(Records contained in a dataset)
—————

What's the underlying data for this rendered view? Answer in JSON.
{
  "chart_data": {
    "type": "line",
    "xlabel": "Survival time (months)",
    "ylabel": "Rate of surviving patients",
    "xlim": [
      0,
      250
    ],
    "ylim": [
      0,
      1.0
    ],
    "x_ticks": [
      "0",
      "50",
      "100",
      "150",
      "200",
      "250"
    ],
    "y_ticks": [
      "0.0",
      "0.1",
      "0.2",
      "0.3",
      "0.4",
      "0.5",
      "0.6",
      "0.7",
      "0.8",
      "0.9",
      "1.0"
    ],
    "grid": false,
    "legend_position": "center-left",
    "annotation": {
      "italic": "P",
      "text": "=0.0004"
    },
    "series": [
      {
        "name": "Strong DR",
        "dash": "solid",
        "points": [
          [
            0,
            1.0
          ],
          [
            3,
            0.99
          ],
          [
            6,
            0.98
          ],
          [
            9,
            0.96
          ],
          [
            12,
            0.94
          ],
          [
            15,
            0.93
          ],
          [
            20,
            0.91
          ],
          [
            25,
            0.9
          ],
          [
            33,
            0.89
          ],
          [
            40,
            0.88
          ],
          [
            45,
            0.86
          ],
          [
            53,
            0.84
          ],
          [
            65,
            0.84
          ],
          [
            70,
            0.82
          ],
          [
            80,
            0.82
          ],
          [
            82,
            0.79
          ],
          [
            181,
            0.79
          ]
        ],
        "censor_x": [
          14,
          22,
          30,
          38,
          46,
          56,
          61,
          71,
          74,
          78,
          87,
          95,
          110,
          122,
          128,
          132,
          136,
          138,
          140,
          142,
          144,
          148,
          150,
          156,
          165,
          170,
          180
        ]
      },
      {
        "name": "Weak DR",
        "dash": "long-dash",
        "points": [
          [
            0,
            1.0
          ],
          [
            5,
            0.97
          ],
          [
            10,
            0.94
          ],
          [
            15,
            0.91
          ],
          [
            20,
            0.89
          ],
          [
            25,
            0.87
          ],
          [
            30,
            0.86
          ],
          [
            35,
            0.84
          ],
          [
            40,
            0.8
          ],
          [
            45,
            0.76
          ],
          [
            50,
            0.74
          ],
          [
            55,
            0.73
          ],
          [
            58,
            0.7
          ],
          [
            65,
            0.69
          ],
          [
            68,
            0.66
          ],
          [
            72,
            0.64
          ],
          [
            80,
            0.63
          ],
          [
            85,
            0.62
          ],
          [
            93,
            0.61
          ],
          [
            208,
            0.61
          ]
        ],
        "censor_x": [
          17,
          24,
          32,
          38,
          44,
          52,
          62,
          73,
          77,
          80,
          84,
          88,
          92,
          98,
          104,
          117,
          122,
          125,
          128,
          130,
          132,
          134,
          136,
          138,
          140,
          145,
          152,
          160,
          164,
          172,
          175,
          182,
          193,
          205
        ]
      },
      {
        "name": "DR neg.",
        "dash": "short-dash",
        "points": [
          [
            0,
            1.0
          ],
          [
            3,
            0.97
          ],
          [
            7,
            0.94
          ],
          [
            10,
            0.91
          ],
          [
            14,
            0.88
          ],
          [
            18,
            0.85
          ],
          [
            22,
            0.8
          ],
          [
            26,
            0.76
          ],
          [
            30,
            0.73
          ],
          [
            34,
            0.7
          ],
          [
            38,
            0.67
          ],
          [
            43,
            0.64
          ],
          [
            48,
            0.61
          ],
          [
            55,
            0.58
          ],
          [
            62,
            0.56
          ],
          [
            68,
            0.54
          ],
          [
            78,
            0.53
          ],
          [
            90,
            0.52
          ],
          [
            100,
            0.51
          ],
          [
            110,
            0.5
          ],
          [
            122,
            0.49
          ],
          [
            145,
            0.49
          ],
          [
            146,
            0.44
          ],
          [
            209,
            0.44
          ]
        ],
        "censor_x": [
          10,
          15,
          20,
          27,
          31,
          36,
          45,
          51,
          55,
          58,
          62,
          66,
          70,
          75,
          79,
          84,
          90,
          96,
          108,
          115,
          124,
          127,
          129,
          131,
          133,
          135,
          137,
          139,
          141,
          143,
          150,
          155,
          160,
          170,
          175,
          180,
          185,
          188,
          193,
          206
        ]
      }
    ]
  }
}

—————

▶ **Problem to solve**:
Return each line above where the word "name" shows up.

▶ **Exercise output**:
        "name": "Strong DR",
        "name": "Weak DR",
        "name": "DR neg.",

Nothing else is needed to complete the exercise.